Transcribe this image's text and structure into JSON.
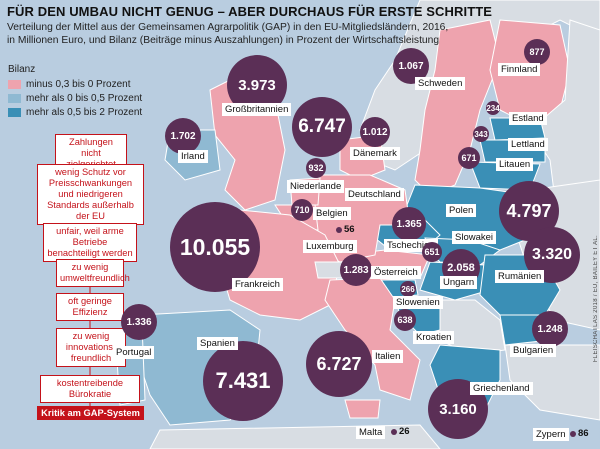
{
  "title": "FÜR DEN UMBAU NICHT GENUG – ABER DURCHAUS FÜR ERSTE SCHRITTE",
  "subtitle": [
    "Verteilung der Mittel aus der Gemeinsamen Agrarpolitik (GAP) in den EU-Mitgliedsländern, 2016,",
    "in Millionen Euro, und Bilanz (Beiträge minus Auszahlungen) in Prozent der Wirtschaftsleistung"
  ],
  "legend": {
    "title": "Bilanz",
    "items": [
      {
        "label": "minus 0,3 bis 0 Prozent",
        "color": "#eea3ae"
      },
      {
        "label": "mehr als 0 bis 0,5 Prozent",
        "color": "#8fb9d2"
      },
      {
        "label": "mehr als 0,5 bis 2 Prozent",
        "color": "#3a8fb6"
      }
    ]
  },
  "credit": "FLEISCHATLAS 2018 / EU, BAILEY ET AL.",
  "criticism": {
    "title": "Kritik am GAP-System",
    "items": [
      "Zahlungen nicht zielgerichtet",
      "wenig Schutz vor Preisschwankungen und niedrigeren Standards außerhalb der EU",
      "unfair, weil arme Betriebe benachteiligt werden",
      "zu wenig umweltfreundlich",
      "oft geringe Effizienz",
      "zu wenig innovations-freundlich",
      "kostentreibende Bürokratie"
    ]
  },
  "countries": [
    {
      "name": "Großbritannien",
      "value": "3.973",
      "bilanz": "minus 0,3 bis 0 Prozent"
    },
    {
      "name": "Irland",
      "value": "1.702",
      "bilanz": "mehr als 0 bis 0,5 Prozent"
    },
    {
      "name": "Dänemark",
      "value": "1.012",
      "bilanz": "minus 0,3 bis 0 Prozent"
    },
    {
      "name": "Deutschland",
      "value": "6.747",
      "bilanz": "minus 0,3 bis 0 Prozent"
    },
    {
      "name": "Niederlande",
      "value": "932",
      "bilanz": "minus 0,3 bis 0 Prozent"
    },
    {
      "name": "Belgien",
      "value": "710",
      "bilanz": "minus 0,3 bis 0 Prozent"
    },
    {
      "name": "Luxemburg",
      "value": "56",
      "bilanz": "minus 0,3 bis 0 Prozent"
    },
    {
      "name": "Frankreich",
      "value": "10.055",
      "bilanz": "minus 0,3 bis 0 Prozent"
    },
    {
      "name": "Schweden",
      "value": "1.067",
      "bilanz": "minus 0,3 bis 0 Prozent"
    },
    {
      "name": "Finnland",
      "value": "877",
      "bilanz": "minus 0,3 bis 0 Prozent"
    },
    {
      "name": "Estland",
      "value": "234",
      "bilanz": "mehr als 0,5 bis 2 Prozent"
    },
    {
      "name": "Lettland",
      "value": "343",
      "bilanz": "mehr als 0,5 bis 2 Prozent"
    },
    {
      "name": "Litauen",
      "value": "671",
      "bilanz": "mehr als 0,5 bis 2 Prozent"
    },
    {
      "name": "Polen",
      "value": "4.797",
      "bilanz": "mehr als 0,5 bis 2 Prozent"
    },
    {
      "name": "Tschechien",
      "value": "1.365",
      "bilanz": "mehr als 0,5 bis 2 Prozent"
    },
    {
      "name": "Slowakei",
      "value": "651",
      "bilanz": "mehr als 0,5 bis 2 Prozent"
    },
    {
      "name": "Österreich",
      "value": "1.283",
      "bilanz": "minus 0,3 bis 0 Prozent"
    },
    {
      "name": "Ungarn",
      "value": "2.058",
      "bilanz": "mehr als 0,5 bis 2 Prozent"
    },
    {
      "name": "Slowenien",
      "value": "266",
      "bilanz": "mehr als 0,5 bis 2 Prozent"
    },
    {
      "name": "Kroatien",
      "value": "638",
      "bilanz": "mehr als 0,5 bis 2 Prozent"
    },
    {
      "name": "Rumänien",
      "value": "3.320",
      "bilanz": "mehr als 0,5 bis 2 Prozent"
    },
    {
      "name": "Bulgarien",
      "value": "1.248",
      "bilanz": "mehr als 0,5 bis 2 Prozent"
    },
    {
      "name": "Griechenland",
      "value": "3.160",
      "bilanz": "mehr als 0,5 bis 2 Prozent"
    },
    {
      "name": "Italien",
      "value": "6.727",
      "bilanz": "minus 0,3 bis 0 Prozent"
    },
    {
      "name": "Spanien",
      "value": "7.431",
      "bilanz": "mehr als 0 bis 0,5 Prozent"
    },
    {
      "name": "Portugal",
      "value": "1.336",
      "bilanz": "mehr als 0 bis 0,5 Prozent"
    },
    {
      "name": "Malta",
      "value": "26",
      "bilanz": ""
    },
    {
      "name": "Zypern",
      "value": "86",
      "bilanz": ""
    }
  ]
}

Written instruction :: Copy every entry exactly as written. Pictures are excluded.

Reply ::
Transcribe this image's text and structure into JSON.
{
  "title": "FÜR DEN UMBAU NICHT GENUG – ABER DURCHAUS FÜR ERSTE SCHRITTE",
  "subtitle": [
    "Verteilung der Mittel aus der Gemeinsamen Agrarpolitik (GAP) in den EU-Mitgliedsländern, 2016,",
    "in Millionen Euro, und Bilanz (Beiträge minus Auszahlungen) in Prozent der Wirtschaftsleistung"
  ],
  "legend": {
    "title": "Bilanz",
    "items": [
      {
        "label": "minus 0,3 bis 0 Prozent",
        "color": "#eea3ae"
      },
      {
        "label": "mehr als 0 bis 0,5 Prozent",
        "color": "#8fb9d2"
      },
      {
        "label": "mehr als 0,5 bis 2 Prozent",
        "color": "#3a8fb6"
      }
    ]
  },
  "credit": "FLEISCHATLAS 2018 / EU, BAILEY ET AL.",
  "criticism": {
    "title": "Kritik am GAP-System",
    "items": [
      "Zahlungen nicht zielgerichtet",
      "wenig Schutz vor Preisschwankungen und niedrigeren Standards außerhalb der EU",
      "unfair, weil arme Betriebe benachteiligt werden",
      "zu wenig umweltfreundlich",
      "oft geringe Effizienz",
      "zu wenig innovations-freundlich",
      "kostentreibende Bürokratie"
    ]
  },
  "countries": [
    {
      "name": "Großbritannien",
      "value": "3.973",
      "bilanz": "minus 0,3 bis 0 Prozent"
    },
    {
      "name": "Irland",
      "value": "1.702",
      "bilanz": "mehr als 0 bis 0,5 Prozent"
    },
    {
      "name": "Dänemark",
      "value": "1.012",
      "bilanz": "minus 0,3 bis 0 Prozent"
    },
    {
      "name": "Deutschland",
      "value": "6.747",
      "bilanz": "minus 0,3 bis 0 Prozent"
    },
    {
      "name": "Niederlande",
      "value": "932",
      "bilanz": "minus 0,3 bis 0 Prozent"
    },
    {
      "name": "Belgien",
      "value": "710",
      "bilanz": "minus 0,3 bis 0 Prozent"
    },
    {
      "name": "Luxemburg",
      "value": "56",
      "bilanz": "minus 0,3 bis 0 Prozent"
    },
    {
      "name": "Frankreich",
      "value": "10.055",
      "bilanz": "minus 0,3 bis 0 Prozent"
    },
    {
      "name": "Schweden",
      "value": "1.067",
      "bilanz": "minus 0,3 bis 0 Prozent"
    },
    {
      "name": "Finnland",
      "value": "877",
      "bilanz": "minus 0,3 bis 0 Prozent"
    },
    {
      "name": "Estland",
      "value": "234",
      "bilanz": "mehr als 0,5 bis 2 Prozent"
    },
    {
      "name": "Lettland",
      "value": "343",
      "bilanz": "mehr als 0,5 bis 2 Prozent"
    },
    {
      "name": "Litauen",
      "value": "671",
      "bilanz": "mehr als 0,5 bis 2 Prozent"
    },
    {
      "name": "Polen",
      "value": "4.797",
      "bilanz": "mehr als 0,5 bis 2 Prozent"
    },
    {
      "name": "Tschechien",
      "value": "1.365",
      "bilanz": "mehr als 0,5 bis 2 Prozent"
    },
    {
      "name": "Slowakei",
      "value": "651",
      "bilanz": "mehr als 0,5 bis 2 Prozent"
    },
    {
      "name": "Österreich",
      "value": "1.283",
      "bilanz": "minus 0,3 bis 0 Prozent"
    },
    {
      "name": "Ungarn",
      "value": "2.058",
      "bilanz": "mehr als 0,5 bis 2 Prozent"
    },
    {
      "name": "Slowenien",
      "value": "266",
      "bilanz": "mehr als 0,5 bis 2 Prozent"
    },
    {
      "name": "Kroatien",
      "value": "638",
      "bilanz": "mehr als 0,5 bis 2 Prozent"
    },
    {
      "name": "Rumänien",
      "value": "3.320",
      "bilanz": "mehr als 0,5 bis 2 Prozent"
    },
    {
      "name": "Bulgarien",
      "value": "1.248",
      "bilanz": "mehr als 0,5 bis 2 Prozent"
    },
    {
      "name": "Griechenland",
      "value": "3.160",
      "bilanz": "mehr als 0,5 bis 2 Prozent"
    },
    {
      "name": "Italien",
      "value": "6.727",
      "bilanz": "minus 0,3 bis 0 Prozent"
    },
    {
      "name": "Spanien",
      "value": "7.431",
      "bilanz": "mehr als 0 bis 0,5 Prozent"
    },
    {
      "name": "Portugal",
      "value": "1.336",
      "bilanz": "mehr als 0 bis 0,5 Prozent"
    },
    {
      "name": "Malta",
      "value": "26",
      "bilanz": ""
    },
    {
      "name": "Zypern",
      "value": "86",
      "bilanz": ""
    }
  ]
}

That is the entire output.